■ Listing

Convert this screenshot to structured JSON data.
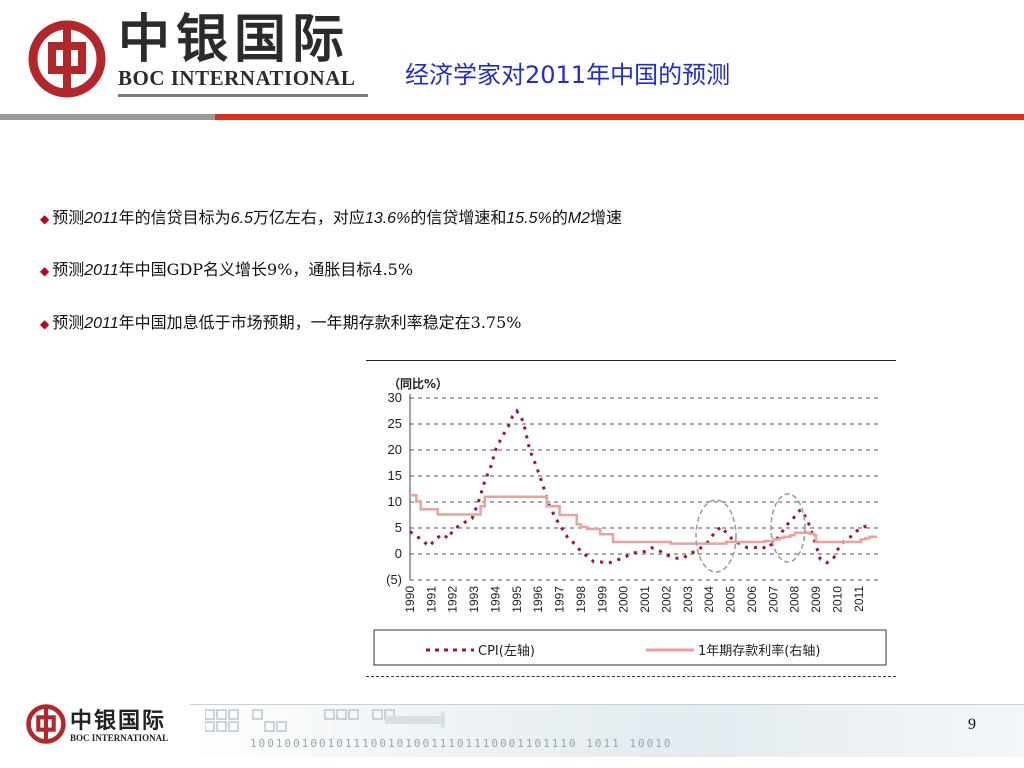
{
  "header": {
    "logo_cn": "中银国际",
    "logo_en": "BOC INTERNATIONAL",
    "title": "经济学家对2011年中国的预测"
  },
  "bullets": [
    {
      "parts": [
        {
          "t": "预测",
          "i": false
        },
        {
          "t": "2011",
          "i": true
        },
        {
          "t": "年的信贷目标为",
          "i": false
        },
        {
          "t": "6.5",
          "i": true
        },
        {
          "t": "万亿左右，对应",
          "i": false
        },
        {
          "t": "13.6%",
          "i": true
        },
        {
          "t": "的信贷增速和",
          "i": false
        },
        {
          "t": "15.5%",
          "i": true
        },
        {
          "t": "的",
          "i": false
        },
        {
          "t": "M2",
          "i": true
        },
        {
          "t": "增速",
          "i": false
        }
      ]
    },
    {
      "parts": [
        {
          "t": "预测",
          "i": false
        },
        {
          "t": "2011",
          "i": true
        },
        {
          "t": "年中国GDP名义增长9%，通胀目标4.5%",
          "i": false
        }
      ]
    },
    {
      "parts": [
        {
          "t": "预测",
          "i": false
        },
        {
          "t": "2011",
          "i": true
        },
        {
          "t": "年中国加息低于市场预期，一年期存款利率稳定在3.75%",
          "i": false
        }
      ]
    }
  ],
  "chart_data": {
    "type": "line",
    "unit_label": "（同比%）",
    "y_ticks": [
      "30",
      "25",
      "20",
      "15",
      "10",
      "5",
      "0",
      "(5)"
    ],
    "y_tick_values": [
      30,
      25,
      20,
      15,
      10,
      5,
      0,
      -5
    ],
    "ylim": [
      -5,
      30
    ],
    "x_ticks": [
      "1990",
      "1991",
      "1992",
      "1993",
      "1994",
      "1995",
      "1996",
      "1997",
      "1998",
      "1999",
      "2000",
      "2001",
      "2002",
      "2003",
      "2004",
      "2005",
      "2006",
      "2007",
      "2008",
      "2009",
      "2010",
      "2011"
    ],
    "xlim": [
      1990,
      2011.9
    ],
    "grid": true,
    "legend_position": "bottom",
    "series": [
      {
        "name": "CPI(左轴)",
        "style": "dotted",
        "color": "#a3132b",
        "x": [
          1990.0,
          1990.3,
          1990.6,
          1990.9,
          1991.2,
          1991.5,
          1991.8,
          1992.0,
          1992.3,
          1992.6,
          1992.9,
          1993.2,
          1993.5,
          1993.8,
          1994.0,
          1994.3,
          1994.6,
          1994.8,
          1995.0,
          1995.3,
          1995.6,
          1995.9,
          1996.2,
          1996.5,
          1996.8,
          1997.1,
          1997.4,
          1997.7,
          1998.0,
          1998.3,
          1998.6,
          1998.9,
          1999.2,
          1999.5,
          1999.8,
          2000.1,
          2000.4,
          2000.7,
          2001.0,
          2001.3,
          2001.6,
          2001.9,
          2002.2,
          2002.5,
          2002.8,
          2003.1,
          2003.4,
          2003.7,
          2004.0,
          2004.3,
          2004.6,
          2004.9,
          2005.2,
          2005.5,
          2005.8,
          2006.1,
          2006.4,
          2006.7,
          2007.0,
          2007.3,
          2007.6,
          2007.9,
          2008.1,
          2008.3,
          2008.6,
          2008.9,
          2009.2,
          2009.5,
          2009.8,
          2010.1,
          2010.4,
          2010.7,
          2011.0,
          2011.3,
          2011.6
        ],
        "y": [
          4.3,
          3.5,
          2.5,
          1.5,
          2.8,
          3.8,
          3.0,
          4.5,
          5.5,
          6.2,
          6.8,
          10.0,
          14.0,
          17.0,
          20.0,
          22.5,
          24.5,
          26.5,
          27.5,
          25.5,
          20.0,
          17.0,
          13.5,
          9.5,
          7.0,
          5.0,
          3.0,
          2.0,
          0.5,
          -0.5,
          -1.5,
          -1.5,
          -1.8,
          -1.5,
          -1.0,
          -0.5,
          0.2,
          0.3,
          0.5,
          1.2,
          0.8,
          0.0,
          -0.5,
          -0.8,
          -0.8,
          0.2,
          0.5,
          1.5,
          2.5,
          4.5,
          5.2,
          3.5,
          2.5,
          1.8,
          1.2,
          1.2,
          1.5,
          1.0,
          2.2,
          3.5,
          5.5,
          6.5,
          8.0,
          8.5,
          6.5,
          3.0,
          -1.0,
          -1.7,
          -1.0,
          1.5,
          2.8,
          3.5,
          4.8,
          5.3,
          5.5
        ]
      },
      {
        "name": "1年期存款利率(右轴)",
        "style": "solid",
        "color": "#e9a39c",
        "x": [
          1990.0,
          1990.3,
          1990.5,
          1991.0,
          1991.3,
          1991.5,
          1992.0,
          1993.0,
          1993.3,
          1993.5,
          1995.0,
          1996.0,
          1996.4,
          1996.7,
          1997.0,
          1997.8,
          1998.0,
          1998.3,
          1998.6,
          1998.9,
          1999.3,
          1999.5,
          2002.2,
          2004.8,
          2006.6,
          2007.0,
          2007.3,
          2007.5,
          2007.8,
          2008.0,
          2008.7,
          2008.9,
          2009.0,
          2010.8,
          2011.1,
          2011.3,
          2011.5,
          2011.8
        ],
        "y": [
          11.3,
          10.1,
          8.6,
          8.6,
          7.6,
          7.6,
          7.6,
          7.6,
          9.2,
          11.0,
          11.0,
          11.0,
          9.2,
          9.2,
          7.5,
          5.7,
          5.2,
          4.8,
          4.8,
          3.8,
          3.8,
          2.3,
          2.0,
          2.3,
          2.5,
          2.8,
          3.1,
          3.3,
          3.6,
          4.1,
          3.9,
          3.6,
          2.3,
          2.3,
          2.8,
          3.0,
          3.3,
          3.5
        ]
      }
    ],
    "annotations": [
      "circle 2004-2005",
      "circle 2008"
    ]
  },
  "footer": {
    "logo_cn": "中银国际",
    "logo_en": "BOC INTERNATIONAL",
    "bits": "10010010010111001010011101110001101110  1011  10010",
    "page_number": "9"
  },
  "colors": {
    "title_blue": "#1f2bd6",
    "brand_red": "#c0001e",
    "bar_red": "#d7311d"
  }
}
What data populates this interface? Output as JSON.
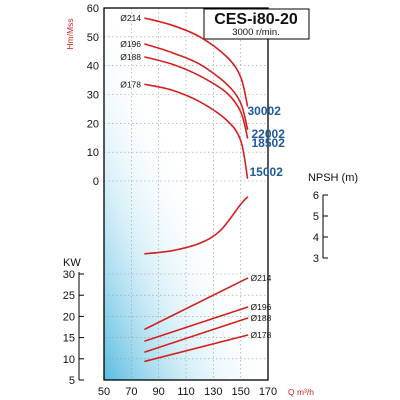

■ Directions for this task
Quote every record above exactly, leaving out any pictures.

■ Answer to the problem
Convert this screenshot to structured JSON data.
{
  "header": {
    "logo_cn": "中银国际",
    "logo_en": "BOC INTERNATIONAL",
    "title": "经济学家对2011年中国的预测"
  },
  "bullets": [
    {
      "parts": [
        {
          "t": "预测",
          "i": false
        },
        {
          "t": "2011",
          "i": true
        },
        {
          "t": "年的信贷目标为",
          "i": false
        },
        {
          "t": "6.5",
          "i": true
        },
        {
          "t": "万亿左右，对应",
          "i": false
        },
        {
          "t": "13.6%",
          "i": true
        },
        {
          "t": "的信贷增速和",
          "i": false
        },
        {
          "t": "15.5%",
          "i": true
        },
        {
          "t": "的",
          "i": false
        },
        {
          "t": "M2",
          "i": true
        },
        {
          "t": "增速",
          "i": false
        }
      ]
    },
    {
      "parts": [
        {
          "t": "预测",
          "i": false
        },
        {
          "t": "2011",
          "i": true
        },
        {
          "t": "年中国GDP名义增长9%，通胀目标4.5%",
          "i": false
        }
      ]
    },
    {
      "parts": [
        {
          "t": "预测",
          "i": false
        },
        {
          "t": "2011",
          "i": true
        },
        {
          "t": "年中国加息低于市场预期，一年期存款利率稳定在3.75%",
          "i": false
        }
      ]
    }
  ],
  "chart_data": {
    "type": "line",
    "unit_label": "（同比%）",
    "y_ticks": [
      "30",
      "25",
      "20",
      "15",
      "10",
      "5",
      "0",
      "(5)"
    ],
    "y_tick_values": [
      30,
      25,
      20,
      15,
      10,
      5,
      0,
      -5
    ],
    "ylim": [
      -5,
      30
    ],
    "x_ticks": [
      "1990",
      "1991",
      "1992",
      "1993",
      "1994",
      "1995",
      "1996",
      "1997",
      "1998",
      "1999",
      "2000",
      "2001",
      "2002",
      "2003",
      "2004",
      "2005",
      "2006",
      "2007",
      "2008",
      "2009",
      "2010",
      "2011"
    ],
    "xlim": [
      1990,
      2011.9
    ],
    "grid": true,
    "legend_position": "bottom",
    "series": [
      {
        "name": "CPI(左轴)",
        "style": "dotted",
        "color": "#a3132b",
        "x": [
          1990.0,
          1990.3,
          1990.6,
          1990.9,
          1991.2,
          1991.5,
          1991.8,
          1992.0,
          1992.3,
          1992.6,
          1992.9,
          1993.2,
          1993.5,
          1993.8,
          1994.0,
          1994.3,
          1994.6,
          1994.8,
          1995.0,
          1995.3,
          1995.6,
          1995.9,
          1996.2,
          1996.5,
          1996.8,
          1997.1,
          1997.4,
          1997.7,
          1998.0,
          1998.3,
          1998.6,
          1998.9,
          1999.2,
          1999.5,
          1999.8,
          2000.1,
          2000.4,
          2000.7,
          2001.0,
          2001.3,
          2001.6,
          2001.9,
          2002.2,
          2002.5,
          2002.8,
          2003.1,
          2003.4,
          2003.7,
          2004.0,
          2004.3,
          2004.6,
          2004.9,
          2005.2,
          2005.5,
          2005.8,
          2006.1,
          2006.4,
          2006.7,
          2007.0,
          2007.3,
          2007.6,
          2007.9,
          2008.1,
          2008.3,
          2008.6,
          2008.9,
          2009.2,
          2009.5,
          2009.8,
          2010.1,
          2010.4,
          2010.7,
          2011.0,
          2011.3,
          2011.6
        ],
        "y": [
          4.3,
          3.5,
          2.5,
          1.5,
          2.8,
          3.8,
          3.0,
          4.5,
          5.5,
          6.2,
          6.8,
          10.0,
          14.0,
          17.0,
          20.0,
          22.5,
          24.5,
          26.5,
          27.5,
          25.5,
          20.0,
          17.0,
          13.5,
          9.5,
          7.0,
          5.0,
          3.0,
          2.0,
          0.5,
          -0.5,
          -1.5,
          -1.5,
          -1.8,
          -1.5,
          -1.0,
          -0.5,
          0.2,
          0.3,
          0.5,
          1.2,
          0.8,
          0.0,
          -0.5,
          -0.8,
          -0.8,
          0.2,
          0.5,
          1.5,
          2.5,
          4.5,
          5.2,
          3.5,
          2.5,
          1.8,
          1.2,
          1.2,
          1.5,
          1.0,
          2.2,
          3.5,
          5.5,
          6.5,
          8.0,
          8.5,
          6.5,
          3.0,
          -1.0,
          -1.7,
          -1.0,
          1.5,
          2.8,
          3.5,
          4.8,
          5.3,
          5.5
        ]
      },
      {
        "name": "1年期存款利率(右轴)",
        "style": "solid",
        "color": "#e9a39c",
        "x": [
          1990.0,
          1990.3,
          1990.5,
          1991.0,
          1991.3,
          1991.5,
          1992.0,
          1993.0,
          1993.3,
          1993.5,
          1995.0,
          1996.0,
          1996.4,
          1996.7,
          1997.0,
          1997.8,
          1998.0,
          1998.3,
          1998.6,
          1998.9,
          1999.3,
          1999.5,
          2002.2,
          2004.8,
          2006.6,
          2007.0,
          2007.3,
          2007.5,
          2007.8,
          2008.0,
          2008.7,
          2008.9,
          2009.0,
          2010.8,
          2011.1,
          2011.3,
          2011.5,
          2011.8
        ],
        "y": [
          11.3,
          10.1,
          8.6,
          8.6,
          7.6,
          7.6,
          7.6,
          7.6,
          9.2,
          11.0,
          11.0,
          11.0,
          9.2,
          9.2,
          7.5,
          5.7,
          5.2,
          4.8,
          4.8,
          3.8,
          3.8,
          2.3,
          2.0,
          2.3,
          2.5,
          2.8,
          3.1,
          3.3,
          3.6,
          4.1,
          3.9,
          3.6,
          2.3,
          2.3,
          2.8,
          3.0,
          3.3,
          3.5
        ]
      }
    ],
    "annotations": [
      "circle 2004-2005",
      "circle 2008"
    ]
  },
  "footer": {
    "logo_cn": "中银国际",
    "logo_en": "BOC INTERNATIONAL",
    "bits": "10010010010111001010011101110001101110  1011  10010",
    "page_number": "9"
  },
  "colors": {
    "title_blue": "#1f2bd6",
    "brand_red": "#c0001e",
    "bar_red": "#d7311d"
  }
}
What data populates this interface? Output as JSON.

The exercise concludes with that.